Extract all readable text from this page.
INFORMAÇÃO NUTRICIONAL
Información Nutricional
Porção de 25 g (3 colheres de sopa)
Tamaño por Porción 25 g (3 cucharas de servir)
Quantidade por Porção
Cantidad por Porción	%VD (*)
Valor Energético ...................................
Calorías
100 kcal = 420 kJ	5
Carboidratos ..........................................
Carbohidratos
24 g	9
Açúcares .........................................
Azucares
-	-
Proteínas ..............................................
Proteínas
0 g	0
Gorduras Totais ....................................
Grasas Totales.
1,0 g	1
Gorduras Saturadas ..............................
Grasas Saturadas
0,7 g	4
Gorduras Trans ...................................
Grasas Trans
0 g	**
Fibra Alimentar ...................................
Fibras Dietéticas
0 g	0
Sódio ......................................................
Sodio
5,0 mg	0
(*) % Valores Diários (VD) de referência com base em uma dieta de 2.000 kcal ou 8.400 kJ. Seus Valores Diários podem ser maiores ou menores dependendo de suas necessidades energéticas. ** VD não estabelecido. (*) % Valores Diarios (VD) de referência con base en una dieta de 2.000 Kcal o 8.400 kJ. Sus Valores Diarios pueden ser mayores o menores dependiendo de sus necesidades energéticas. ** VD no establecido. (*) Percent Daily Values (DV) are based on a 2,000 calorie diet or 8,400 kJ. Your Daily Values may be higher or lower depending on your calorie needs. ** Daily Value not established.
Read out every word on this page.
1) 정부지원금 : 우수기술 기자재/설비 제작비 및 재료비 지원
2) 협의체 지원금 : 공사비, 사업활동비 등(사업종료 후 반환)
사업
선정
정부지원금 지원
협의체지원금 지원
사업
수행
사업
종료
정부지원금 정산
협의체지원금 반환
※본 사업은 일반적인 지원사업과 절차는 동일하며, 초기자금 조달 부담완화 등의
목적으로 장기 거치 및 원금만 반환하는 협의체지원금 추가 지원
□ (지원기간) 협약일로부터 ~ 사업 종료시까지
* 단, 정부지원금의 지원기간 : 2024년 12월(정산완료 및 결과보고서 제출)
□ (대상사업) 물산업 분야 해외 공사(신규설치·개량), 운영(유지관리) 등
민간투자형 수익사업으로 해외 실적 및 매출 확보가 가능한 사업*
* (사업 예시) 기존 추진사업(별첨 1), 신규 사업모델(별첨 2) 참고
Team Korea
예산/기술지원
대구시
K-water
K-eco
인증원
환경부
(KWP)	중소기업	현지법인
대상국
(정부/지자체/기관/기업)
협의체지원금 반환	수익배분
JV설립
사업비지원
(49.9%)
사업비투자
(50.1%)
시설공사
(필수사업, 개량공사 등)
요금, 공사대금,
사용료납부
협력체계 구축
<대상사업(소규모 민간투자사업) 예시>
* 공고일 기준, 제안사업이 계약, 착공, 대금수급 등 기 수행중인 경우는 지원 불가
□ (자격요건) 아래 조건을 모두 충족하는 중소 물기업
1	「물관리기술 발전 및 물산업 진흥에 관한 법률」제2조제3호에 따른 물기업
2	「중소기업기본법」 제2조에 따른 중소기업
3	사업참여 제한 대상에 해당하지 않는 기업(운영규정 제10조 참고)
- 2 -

::::

* GIVEN INSTRUCTION: Every record should be repeated exactly; please leave none out.

* CORRECT OUTPUT:
Extract all readable text from this page.
INFORMAÇÃO NUTRICIONAL
Información Nutricional
Porção de 25 g (3 colheres de sopa)
Tamaño por Porción 25 g (3 cucharas de servir)
Quantidade por Porção
Cantidad por Porción	%VD (*)
Valor Energético ...................................
Calorías
100 kcal = 420 kJ	5
Carboidratos ..........................................
Carbohidratos
24 g	9
Açúcares .........................................
Azucares
-	-
Proteínas ..............................................
Proteínas
0 g	0
Gorduras Totais ....................................
Grasas Totales.
1,0 g	1
Gorduras Saturadas ..............................
Grasas Saturadas
0,7 g	4
Gorduras Trans ...................................
Grasas Trans
0 g	**
Fibra Alimentar ...................................
Fibras Dietéticas
0 g	0
Sódio ......................................................
Sodio
5,0 mg	0
(*) % Valores Diários (VD) de referência com base em uma dieta de 2.000 kcal ou 8.400 kJ. Seus Valores Diários podem ser maiores ou menores dependendo de suas necessidades energéticas. ** VD não estabelecido. (*) % Valores Diarios (VD) de referência con base en una dieta de 2.000 Kcal o 8.400 kJ. Sus Valores Diarios pueden ser mayores o menores dependiendo de sus necesidades energéticas. ** VD no establecido. (*) Percent Daily Values (DV) are based on a 2,000 calorie diet or 8,400 kJ. Your Daily Values may be higher or lower depending on your calorie needs. ** Daily Value not established.
Read out every word on this page.
1) 정부지원금 : 우수기술 기자재/설비 제작비 및 재료비 지원
2) 협의체 지원금 : 공사비, 사업활동비 등(사업종료 후 반환)
사업
선정
정부지원금 지원
협의체지원금 지원
사업
수행
사업
종료
정부지원금 정산
협의체지원금 반환
※본 사업은 일반적인 지원사업과 절차는 동일하며, 초기자금 조달 부담완화 등의
목적으로 장기 거치 및 원금만 반환하는 협의체지원금 추가 지원
□ (지원기간) 협약일로부터 ~ 사업 종료시까지
* 단, 정부지원금의 지원기간 : 2024년 12월(정산완료 및 결과보고서 제출)
□ (대상사업) 물산업 분야 해외 공사(신규설치·개량), 운영(유지관리) 등
민간투자형 수익사업으로 해외 실적 및 매출 확보가 가능한 사업*
* (사업 예시) 기존 추진사업(별첨 1), 신규 사업모델(별첨 2) 참고
Team Korea
예산/기술지원
대구시
K-water
K-eco
인증원
환경부
(KWP)	중소기업	현지법인
대상국
(정부/지자체/기관/기업)
협의체지원금 반환	수익배분
JV설립
사업비지원
(49.9%)
사업비투자
(50.1%)
시설공사
(필수사업, 개량공사 등)
요금, 공사대금,
사용료납부
협력체계 구축
<대상사업(소규모 민간투자사업) 예시>
* 공고일 기준, 제안사업이 계약, 착공, 대금수급 등 기 수행중인 경우는 지원 불가
□ (자격요건) 아래 조건을 모두 충족하는 중소 물기업
1	「물관리기술 발전 및 물산업 진흥에 관한 법률」제2조제3호에 따른 물기업
2	「중소기업기본법」 제2조에 따른 중소기업
3	사업참여 제한 대상에 해당하지 않는 기업(운영규정 제10조 참고)
- 2 -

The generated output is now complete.